### DATASET EXCERPTS

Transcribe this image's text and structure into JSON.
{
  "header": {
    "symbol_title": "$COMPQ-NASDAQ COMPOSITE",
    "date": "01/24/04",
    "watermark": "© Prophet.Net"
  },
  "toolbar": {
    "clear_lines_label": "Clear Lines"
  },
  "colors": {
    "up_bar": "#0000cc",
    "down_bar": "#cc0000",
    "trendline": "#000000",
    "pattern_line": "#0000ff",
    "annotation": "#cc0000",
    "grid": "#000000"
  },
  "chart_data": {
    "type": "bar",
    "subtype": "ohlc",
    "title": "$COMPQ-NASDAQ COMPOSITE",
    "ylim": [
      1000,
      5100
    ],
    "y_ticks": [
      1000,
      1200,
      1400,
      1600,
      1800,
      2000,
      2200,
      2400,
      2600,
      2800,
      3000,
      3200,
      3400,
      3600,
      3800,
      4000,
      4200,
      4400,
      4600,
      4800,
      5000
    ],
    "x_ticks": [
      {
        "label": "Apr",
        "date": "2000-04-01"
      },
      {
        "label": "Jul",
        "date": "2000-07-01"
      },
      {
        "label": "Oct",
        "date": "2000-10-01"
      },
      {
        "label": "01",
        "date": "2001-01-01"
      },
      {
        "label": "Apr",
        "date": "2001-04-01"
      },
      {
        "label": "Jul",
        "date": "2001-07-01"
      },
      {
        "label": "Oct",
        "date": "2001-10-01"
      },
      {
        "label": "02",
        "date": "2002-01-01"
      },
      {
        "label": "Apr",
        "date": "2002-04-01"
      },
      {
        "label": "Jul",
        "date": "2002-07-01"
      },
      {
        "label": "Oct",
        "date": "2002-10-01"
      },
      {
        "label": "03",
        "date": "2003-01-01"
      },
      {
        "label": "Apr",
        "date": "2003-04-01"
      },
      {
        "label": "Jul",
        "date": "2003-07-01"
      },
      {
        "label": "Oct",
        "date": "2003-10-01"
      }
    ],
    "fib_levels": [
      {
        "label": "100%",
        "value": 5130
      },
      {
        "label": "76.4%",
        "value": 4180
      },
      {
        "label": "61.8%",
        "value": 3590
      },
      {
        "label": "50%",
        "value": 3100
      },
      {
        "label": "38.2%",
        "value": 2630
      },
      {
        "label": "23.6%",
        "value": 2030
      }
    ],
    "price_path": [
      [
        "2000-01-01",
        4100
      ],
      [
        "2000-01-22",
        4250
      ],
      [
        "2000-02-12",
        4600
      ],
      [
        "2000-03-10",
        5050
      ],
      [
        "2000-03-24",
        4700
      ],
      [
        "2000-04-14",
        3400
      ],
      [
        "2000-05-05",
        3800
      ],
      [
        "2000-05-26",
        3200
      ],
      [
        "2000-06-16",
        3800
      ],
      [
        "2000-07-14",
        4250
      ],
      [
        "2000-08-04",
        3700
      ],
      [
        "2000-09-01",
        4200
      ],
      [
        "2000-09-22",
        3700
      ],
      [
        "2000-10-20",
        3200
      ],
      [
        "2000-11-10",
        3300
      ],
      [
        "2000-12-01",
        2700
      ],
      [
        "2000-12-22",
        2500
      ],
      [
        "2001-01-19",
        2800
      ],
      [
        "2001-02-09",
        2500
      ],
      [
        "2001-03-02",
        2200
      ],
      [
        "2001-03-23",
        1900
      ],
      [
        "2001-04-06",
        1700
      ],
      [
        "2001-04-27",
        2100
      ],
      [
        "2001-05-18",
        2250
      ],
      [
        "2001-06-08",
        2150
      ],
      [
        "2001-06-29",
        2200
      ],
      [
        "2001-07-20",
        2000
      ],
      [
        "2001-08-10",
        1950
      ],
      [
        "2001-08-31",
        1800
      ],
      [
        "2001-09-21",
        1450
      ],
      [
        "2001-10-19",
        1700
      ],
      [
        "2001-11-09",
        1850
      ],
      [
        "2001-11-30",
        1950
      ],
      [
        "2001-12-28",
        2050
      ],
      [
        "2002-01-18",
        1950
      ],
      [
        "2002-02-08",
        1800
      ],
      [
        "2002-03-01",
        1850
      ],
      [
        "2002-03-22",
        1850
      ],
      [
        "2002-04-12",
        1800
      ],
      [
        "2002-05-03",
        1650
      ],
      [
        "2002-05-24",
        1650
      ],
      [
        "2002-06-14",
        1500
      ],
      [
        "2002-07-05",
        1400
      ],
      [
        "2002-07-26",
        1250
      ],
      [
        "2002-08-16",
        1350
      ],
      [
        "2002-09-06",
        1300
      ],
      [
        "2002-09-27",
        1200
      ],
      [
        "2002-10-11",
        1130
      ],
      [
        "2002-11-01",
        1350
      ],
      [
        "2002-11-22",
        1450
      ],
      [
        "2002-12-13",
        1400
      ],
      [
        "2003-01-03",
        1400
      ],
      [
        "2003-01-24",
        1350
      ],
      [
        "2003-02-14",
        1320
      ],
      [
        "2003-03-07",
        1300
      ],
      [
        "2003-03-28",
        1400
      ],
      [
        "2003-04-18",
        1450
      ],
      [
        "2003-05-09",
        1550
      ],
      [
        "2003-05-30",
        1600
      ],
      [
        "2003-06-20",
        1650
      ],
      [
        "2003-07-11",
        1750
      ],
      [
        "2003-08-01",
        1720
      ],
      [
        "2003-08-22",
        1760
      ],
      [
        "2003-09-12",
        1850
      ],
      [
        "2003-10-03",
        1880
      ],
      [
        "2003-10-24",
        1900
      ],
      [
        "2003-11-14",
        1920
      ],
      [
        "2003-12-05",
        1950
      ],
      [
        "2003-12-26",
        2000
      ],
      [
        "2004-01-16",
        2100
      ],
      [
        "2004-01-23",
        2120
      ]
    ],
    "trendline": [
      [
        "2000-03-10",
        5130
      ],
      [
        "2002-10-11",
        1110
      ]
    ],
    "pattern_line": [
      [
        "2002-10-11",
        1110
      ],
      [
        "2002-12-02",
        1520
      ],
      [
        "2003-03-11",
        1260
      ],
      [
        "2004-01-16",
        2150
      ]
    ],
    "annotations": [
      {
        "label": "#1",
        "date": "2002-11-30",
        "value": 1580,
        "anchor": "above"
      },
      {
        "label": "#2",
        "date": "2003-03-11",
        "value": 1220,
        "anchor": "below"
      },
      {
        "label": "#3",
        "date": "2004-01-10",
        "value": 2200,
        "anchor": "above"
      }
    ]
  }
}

######

== WHAT THIS TASK INVOLVES ==
Repeat the records above exactly, leaving none out.

== WRITTEN ANSWER ==
Transcribe this image's text and structure into JSON.
{
  "header": {
    "symbol_title": "$COMPQ-NASDAQ COMPOSITE",
    "date": "01/24/04",
    "watermark": "© Prophet.Net"
  },
  "toolbar": {
    "clear_lines_label": "Clear Lines"
  },
  "colors": {
    "up_bar": "#0000cc",
    "down_bar": "#cc0000",
    "trendline": "#000000",
    "pattern_line": "#0000ff",
    "annotation": "#cc0000",
    "grid": "#000000"
  },
  "chart_data": {
    "type": "bar",
    "subtype": "ohlc",
    "title": "$COMPQ-NASDAQ COMPOSITE",
    "ylim": [
      1000,
      5100
    ],
    "y_ticks": [
      1000,
      1200,
      1400,
      1600,
      1800,
      2000,
      2200,
      2400,
      2600,
      2800,
      3000,
      3200,
      3400,
      3600,
      3800,
      4000,
      4200,
      4400,
      4600,
      4800,
      5000
    ],
    "x_ticks": [
      {
        "label": "Apr",
        "date": "2000-04-01"
      },
      {
        "label": "Jul",
        "date": "2000-07-01"
      },
      {
        "label": "Oct",
        "date": "2000-10-01"
      },
      {
        "label": "01",
        "date": "2001-01-01"
      },
      {
        "label": "Apr",
        "date": "2001-04-01"
      },
      {
        "label": "Jul",
        "date": "2001-07-01"
      },
      {
        "label": "Oct",
        "date": "2001-10-01"
      },
      {
        "label": "02",
        "date": "2002-01-01"
      },
      {
        "label": "Apr",
        "date": "2002-04-01"
      },
      {
        "label": "Jul",
        "date": "2002-07-01"
      },
      {
        "label": "Oct",
        "date": "2002-10-01"
      },
      {
        "label": "03",
        "date": "2003-01-01"
      },
      {
        "label": "Apr",
        "date": "2003-04-01"
      },
      {
        "label": "Jul",
        "date": "2003-07-01"
      },
      {
        "label": "Oct",
        "date": "2003-10-01"
      }
    ],
    "fib_levels": [
      {
        "label": "100%",
        "value": 5130
      },
      {
        "label": "76.4%",
        "value": 4180
      },
      {
        "label": "61.8%",
        "value": 3590
      },
      {
        "label": "50%",
        "value": 3100
      },
      {
        "label": "38.2%",
        "value": 2630
      },
      {
        "label": "23.6%",
        "value": 2030
      }
    ],
    "price_path": [
      [
        "2000-01-01",
        4100
      ],
      [
        "2000-01-22",
        4250
      ],
      [
        "2000-02-12",
        4600
      ],
      [
        "2000-03-10",
        5050
      ],
      [
        "2000-03-24",
        4700
      ],
      [
        "2000-04-14",
        3400
      ],
      [
        "2000-05-05",
        3800
      ],
      [
        "2000-05-26",
        3200
      ],
      [
        "2000-06-16",
        3800
      ],
      [
        "2000-07-14",
        4250
      ],
      [
        "2000-08-04",
        3700
      ],
      [
        "2000-09-01",
        4200
      ],
      [
        "2000-09-22",
        3700
      ],
      [
        "2000-10-20",
        3200
      ],
      [
        "2000-11-10",
        3300
      ],
      [
        "2000-12-01",
        2700
      ],
      [
        "2000-12-22",
        2500
      ],
      [
        "2001-01-19",
        2800
      ],
      [
        "2001-02-09",
        2500
      ],
      [
        "2001-03-02",
        2200
      ],
      [
        "2001-03-23",
        1900
      ],
      [
        "2001-04-06",
        1700
      ],
      [
        "2001-04-27",
        2100
      ],
      [
        "2001-05-18",
        2250
      ],
      [
        "2001-06-08",
        2150
      ],
      [
        "2001-06-29",
        2200
      ],
      [
        "2001-07-20",
        2000
      ],
      [
        "2001-08-10",
        1950
      ],
      [
        "2001-08-31",
        1800
      ],
      [
        "2001-09-21",
        1450
      ],
      [
        "2001-10-19",
        1700
      ],
      [
        "2001-11-09",
        1850
      ],
      [
        "2001-11-30",
        1950
      ],
      [
        "2001-12-28",
        2050
      ],
      [
        "2002-01-18",
        1950
      ],
      [
        "2002-02-08",
        1800
      ],
      [
        "2002-03-01",
        1850
      ],
      [
        "2002-03-22",
        1850
      ],
      [
        "2002-04-12",
        1800
      ],
      [
        "2002-05-03",
        1650
      ],
      [
        "2002-05-24",
        1650
      ],
      [
        "2002-06-14",
        1500
      ],
      [
        "2002-07-05",
        1400
      ],
      [
        "2002-07-26",
        1250
      ],
      [
        "2002-08-16",
        1350
      ],
      [
        "2002-09-06",
        1300
      ],
      [
        "2002-09-27",
        1200
      ],
      [
        "2002-10-11",
        1130
      ],
      [
        "2002-11-01",
        1350
      ],
      [
        "2002-11-22",
        1450
      ],
      [
        "2002-12-13",
        1400
      ],
      [
        "2003-01-03",
        1400
      ],
      [
        "2003-01-24",
        1350
      ],
      [
        "2003-02-14",
        1320
      ],
      [
        "2003-03-07",
        1300
      ],
      [
        "2003-03-28",
        1400
      ],
      [
        "2003-04-18",
        1450
      ],
      [
        "2003-05-09",
        1550
      ],
      [
        "2003-05-30",
        1600
      ],
      [
        "2003-06-20",
        1650
      ],
      [
        "2003-07-11",
        1750
      ],
      [
        "2003-08-01",
        1720
      ],
      [
        "2003-08-22",
        1760
      ],
      [
        "2003-09-12",
        1850
      ],
      [
        "2003-10-03",
        1880
      ],
      [
        "2003-10-24",
        1900
      ],
      [
        "2003-11-14",
        1920
      ],
      [
        "2003-12-05",
        1950
      ],
      [
        "2003-12-26",
        2000
      ],
      [
        "2004-01-16",
        2100
      ],
      [
        "2004-01-23",
        2120
      ]
    ],
    "trendline": [
      [
        "2000-03-10",
        5130
      ],
      [
        "2002-10-11",
        1110
      ]
    ],
    "pattern_line": [
      [
        "2002-10-11",
        1110
      ],
      [
        "2002-12-02",
        1520
      ],
      [
        "2003-03-11",
        1260
      ],
      [
        "2004-01-16",
        2150
      ]
    ],
    "annotations": [
      {
        "label": "#1",
        "date": "2002-11-30",
        "value": 1580,
        "anchor": "above"
      },
      {
        "label": "#2",
        "date": "2003-03-11",
        "value": 1220,
        "anchor": "below"
      },
      {
        "label": "#3",
        "date": "2004-01-10",
        "value": 2200,
        "anchor": "above"
      }
    ]
  }
}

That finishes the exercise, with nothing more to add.